Render each line of the material below as a string in a JSON list, one string per line, omitting blank lines.

Excerpted records ▸
******
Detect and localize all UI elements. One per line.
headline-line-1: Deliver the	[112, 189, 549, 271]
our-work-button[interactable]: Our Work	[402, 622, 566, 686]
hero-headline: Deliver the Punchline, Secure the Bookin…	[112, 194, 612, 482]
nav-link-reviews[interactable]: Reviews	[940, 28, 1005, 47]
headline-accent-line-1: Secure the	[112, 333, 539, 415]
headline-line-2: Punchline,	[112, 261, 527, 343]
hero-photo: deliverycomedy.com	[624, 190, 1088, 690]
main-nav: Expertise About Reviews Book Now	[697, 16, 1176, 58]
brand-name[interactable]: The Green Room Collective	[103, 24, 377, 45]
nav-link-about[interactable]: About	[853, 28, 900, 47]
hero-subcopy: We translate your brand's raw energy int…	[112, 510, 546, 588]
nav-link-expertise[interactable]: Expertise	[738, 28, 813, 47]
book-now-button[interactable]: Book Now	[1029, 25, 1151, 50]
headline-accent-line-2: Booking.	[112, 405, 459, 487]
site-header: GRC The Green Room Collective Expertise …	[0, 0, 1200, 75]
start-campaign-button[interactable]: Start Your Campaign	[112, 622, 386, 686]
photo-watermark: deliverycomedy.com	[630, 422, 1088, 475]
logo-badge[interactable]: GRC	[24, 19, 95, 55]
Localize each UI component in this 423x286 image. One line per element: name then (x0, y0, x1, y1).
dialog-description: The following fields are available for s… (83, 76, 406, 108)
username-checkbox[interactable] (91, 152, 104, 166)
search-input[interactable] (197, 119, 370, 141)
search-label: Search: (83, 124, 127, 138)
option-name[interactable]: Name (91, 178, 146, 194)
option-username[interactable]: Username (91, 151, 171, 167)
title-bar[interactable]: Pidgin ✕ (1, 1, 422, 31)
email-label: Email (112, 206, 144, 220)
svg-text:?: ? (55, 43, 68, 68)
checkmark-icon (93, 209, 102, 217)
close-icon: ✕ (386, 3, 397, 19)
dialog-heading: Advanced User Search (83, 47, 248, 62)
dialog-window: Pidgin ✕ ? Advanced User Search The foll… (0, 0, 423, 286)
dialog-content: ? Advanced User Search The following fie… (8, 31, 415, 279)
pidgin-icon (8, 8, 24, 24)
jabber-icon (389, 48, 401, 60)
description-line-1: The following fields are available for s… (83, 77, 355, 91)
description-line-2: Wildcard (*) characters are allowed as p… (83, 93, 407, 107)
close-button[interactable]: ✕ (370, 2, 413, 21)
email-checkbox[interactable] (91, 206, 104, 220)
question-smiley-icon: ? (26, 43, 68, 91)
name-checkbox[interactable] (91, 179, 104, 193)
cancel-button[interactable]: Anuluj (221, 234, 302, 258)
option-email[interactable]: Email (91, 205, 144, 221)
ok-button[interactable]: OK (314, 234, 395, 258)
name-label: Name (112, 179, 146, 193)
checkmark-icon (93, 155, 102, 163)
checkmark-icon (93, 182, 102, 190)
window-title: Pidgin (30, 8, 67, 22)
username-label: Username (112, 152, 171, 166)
******
Response to this task ▸
[
  "Detect and localize all UI elements. One per line.",
  "headline-line-1: Deliver the\t[112, 189, 549, 271]",
  "our-work-button[interactable]: Our Work\t[402, 622, 566, 686]",
  "hero-headline: Deliver the Punchline, Secure the Bookin…\t[112, 194, 612, 482]",
  "nav-link-reviews[interactable]: Reviews\t[940, 28, 1005, 47]",
  "headline-accent-line-1: Secure the\t[112, 333, 539, 415]",
  "headline-line-2: Punchline,\t[112, 261, 527, 343]",
  "hero-photo: deliverycomedy.com\t[624, 190, 1088, 690]",
  "main-nav: Expertise About Reviews Book Now\t[697, 16, 1176, 58]",
  "brand-name[interactable]: The Green Room Collective\t[103, 24, 377, 45]",
  "nav-link-about[interactable]: About\t[853, 28, 900, 47]",
  "hero-subcopy: We translate your brand's raw energy int…\t[112, 510, 546, 588]",
  "nav-link-expertise[interactable]: Expertise\t[738, 28, 813, 47]",
  "book-now-button[interactable]: Book Now\t[1029, 25, 1151, 50]",
  "headline-accent-line-2: Booking.\t[112, 405, 459, 487]",
  "site-header: GRC The Green Room Collective Expertise …\t[0, 0, 1200, 75]",
  "start-campaign-button[interactable]: Start Your Campaign\t[112, 622, 386, 686]",
  "photo-watermark: deliverycomedy.com\t[630, 422, 1088, 475]",
  "logo-badge[interactable]: GRC\t[24, 19, 95, 55]",
  "Localize each UI component in this 423x286 image. One line per element: name then (x0, y0, x1, y1).",
  "dialog-description: The following fields are available for s… (83, 76, 406, 108)",
  "username-checkbox[interactable] (91, 152, 104, 166)",
  "search-input[interactable] (197, 119, 370, 141)",
  "search-label: Search: (83, 124, 127, 138)",
  "option-name[interactable]: Name (91, 178, 146, 194)",
  "option-username[interactable]: Username (91, 151, 171, 167)",
  "title-bar[interactable]: Pidgin ✕ (1, 1, 422, 31)",
  "email-label: Email (112, 206, 144, 220)",
  "svg-text:?: ? (55, 43, 68, 68)",
  "checkmark-icon (93, 209, 102, 217)",
  "close-icon: ✕ (386, 3, 397, 19)",
  "dialog-heading: Advanced User Search (83, 47, 248, 62)",
  "dialog-window: Pidgin ✕ ? Advanced User Search The foll… (0, 0, 423, 286)",
  "dialog-content: ? Advanced User Search The following fie… (8, 31, 415, 279)",
  "pidgin-icon (8, 8, 24, 24)",
  "jabber-icon (389, 48, 401, 60)",
  "description-line-1: The following fields are available for s… (83, 77, 355, 91)",
  "description-line-2: Wildcard (*) characters are allowed as p… (83, 93, 407, 107)",
  "close-button[interactable]: ✕ (370, 2, 413, 21)",
  "email-checkbox[interactable] (91, 206, 104, 220)",
  "question-smiley-icon: ? (26, 43, 68, 91)",
  "name-checkbox[interactable] (91, 179, 104, 193)",
  "cancel-button[interactable]: Anuluj (221, 234, 302, 258)",
  "option-email[interactable]: Email (91, 205, 144, 221)",
  "ok-button[interactable]: OK (314, 234, 395, 258)",
  "name-label: Name (112, 179, 146, 193)",
  "checkmark-icon (93, 155, 102, 163)",
  "checkmark-icon (93, 182, 102, 190)",
  "window-title: Pidgin (30, 8, 67, 22)",
  "username-label: Username (112, 152, 171, 166)"
]